**WHAT YOU HAVE TO DO:** Will you output the entries below exactly, skipping every image they contain?

====

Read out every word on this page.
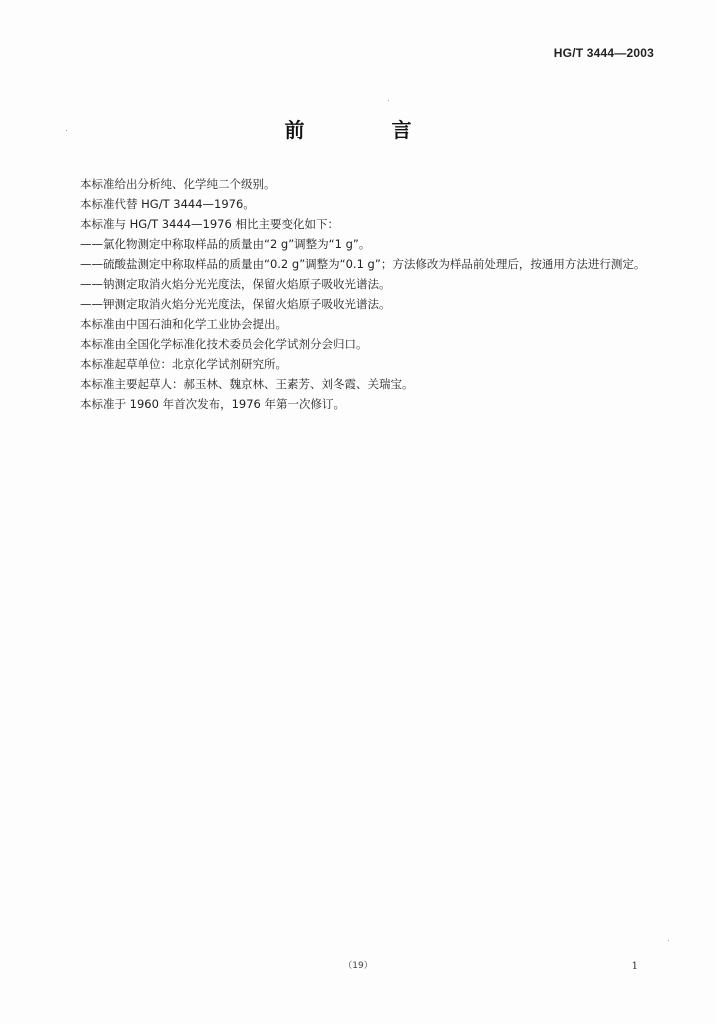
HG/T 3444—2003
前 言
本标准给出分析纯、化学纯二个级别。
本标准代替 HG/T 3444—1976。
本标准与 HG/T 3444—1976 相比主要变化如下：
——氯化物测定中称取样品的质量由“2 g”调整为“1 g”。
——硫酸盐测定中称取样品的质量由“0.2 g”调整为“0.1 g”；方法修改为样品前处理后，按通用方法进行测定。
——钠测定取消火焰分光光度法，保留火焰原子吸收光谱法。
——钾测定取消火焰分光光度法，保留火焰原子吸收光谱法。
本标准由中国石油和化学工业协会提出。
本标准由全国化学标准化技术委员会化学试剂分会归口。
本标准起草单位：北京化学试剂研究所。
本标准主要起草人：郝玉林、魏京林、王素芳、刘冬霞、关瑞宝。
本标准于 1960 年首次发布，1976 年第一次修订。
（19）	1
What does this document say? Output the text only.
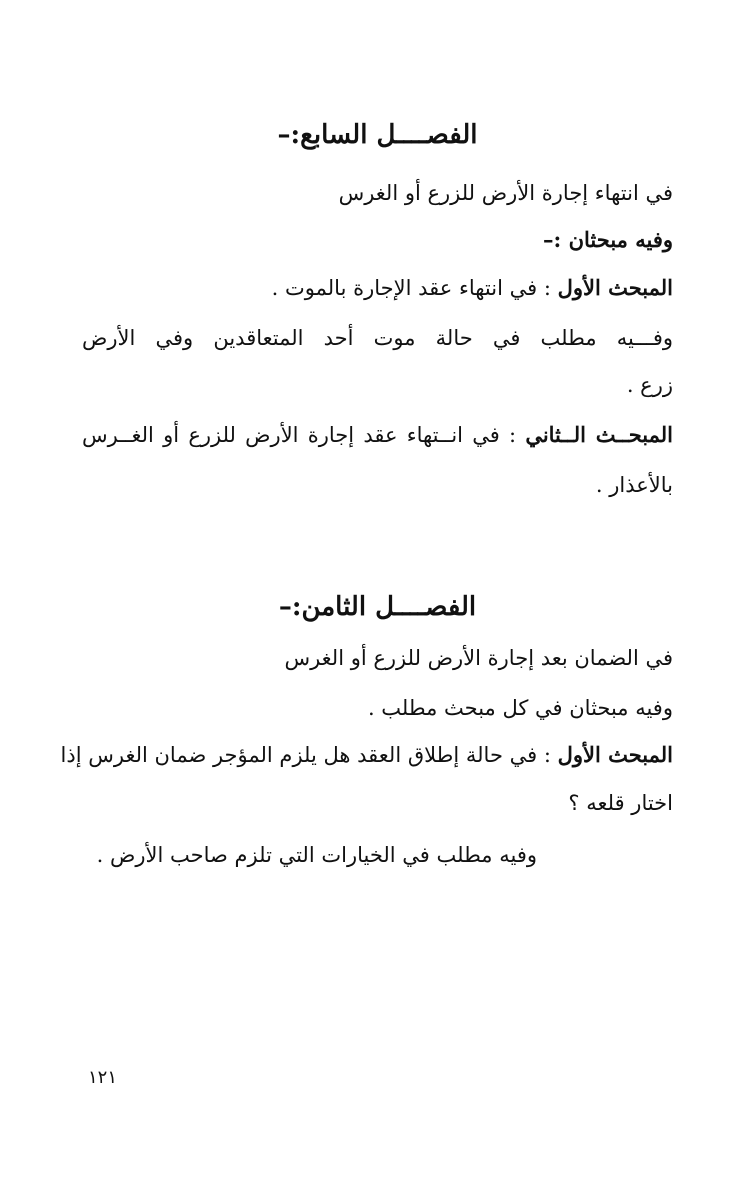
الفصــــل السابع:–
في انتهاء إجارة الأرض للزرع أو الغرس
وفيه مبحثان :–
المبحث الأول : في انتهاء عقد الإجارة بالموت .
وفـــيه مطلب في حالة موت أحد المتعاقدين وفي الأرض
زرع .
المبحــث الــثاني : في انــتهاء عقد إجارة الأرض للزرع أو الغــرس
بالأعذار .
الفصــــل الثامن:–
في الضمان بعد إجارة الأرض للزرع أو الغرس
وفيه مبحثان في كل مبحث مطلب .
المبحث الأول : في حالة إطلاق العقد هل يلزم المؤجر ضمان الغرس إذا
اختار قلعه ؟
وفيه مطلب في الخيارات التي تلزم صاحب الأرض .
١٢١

====

**RIGHT ANSWER:**
Read out every word on this page.
HG/T 3444—2003
前 言
本标准给出分析纯、化学纯二个级别。
本标准代替 HG/T 3444—1976。
本标准与 HG/T 3444—1976 相比主要变化如下：
——氯化物测定中称取样品的质量由“2 g”调整为“1 g”。
——硫酸盐测定中称取样品的质量由“0.2 g”调整为“0.1 g”；方法修改为样品前处理后，按通用方法进行测定。
——钠测定取消火焰分光光度法，保留火焰原子吸收光谱法。
——钾测定取消火焰分光光度法，保留火焰原子吸收光谱法。
本标准由中国石油和化学工业协会提出。
本标准由全国化学标准化技术委员会化学试剂分会归口。
本标准起草单位：北京化学试剂研究所。
本标准主要起草人：郝玉林、魏京林、王素芳、刘冬霞、关瑞宝。
本标准于 1960 年首次发布，1976 年第一次修订。
（19）	1
What does this document say? Output the text only.
الفصــــل السابع:–
في انتهاء إجارة الأرض للزرع أو الغرس
وفيه مبحثان :–
المبحث الأول : في انتهاء عقد الإجارة بالموت .
وفـــيه مطلب في حالة موت أحد المتعاقدين وفي الأرض
زرع .
المبحــث الــثاني : في انــتهاء عقد إجارة الأرض للزرع أو الغــرس
بالأعذار .
الفصــــل الثامن:–
في الضمان بعد إجارة الأرض للزرع أو الغرس
وفيه مبحثان في كل مبحث مطلب .
المبحث الأول : في حالة إطلاق العقد هل يلزم المؤجر ضمان الغرس إذا
اختار قلعه ؟
وفيه مطلب في الخيارات التي تلزم صاحب الأرض .
١٢١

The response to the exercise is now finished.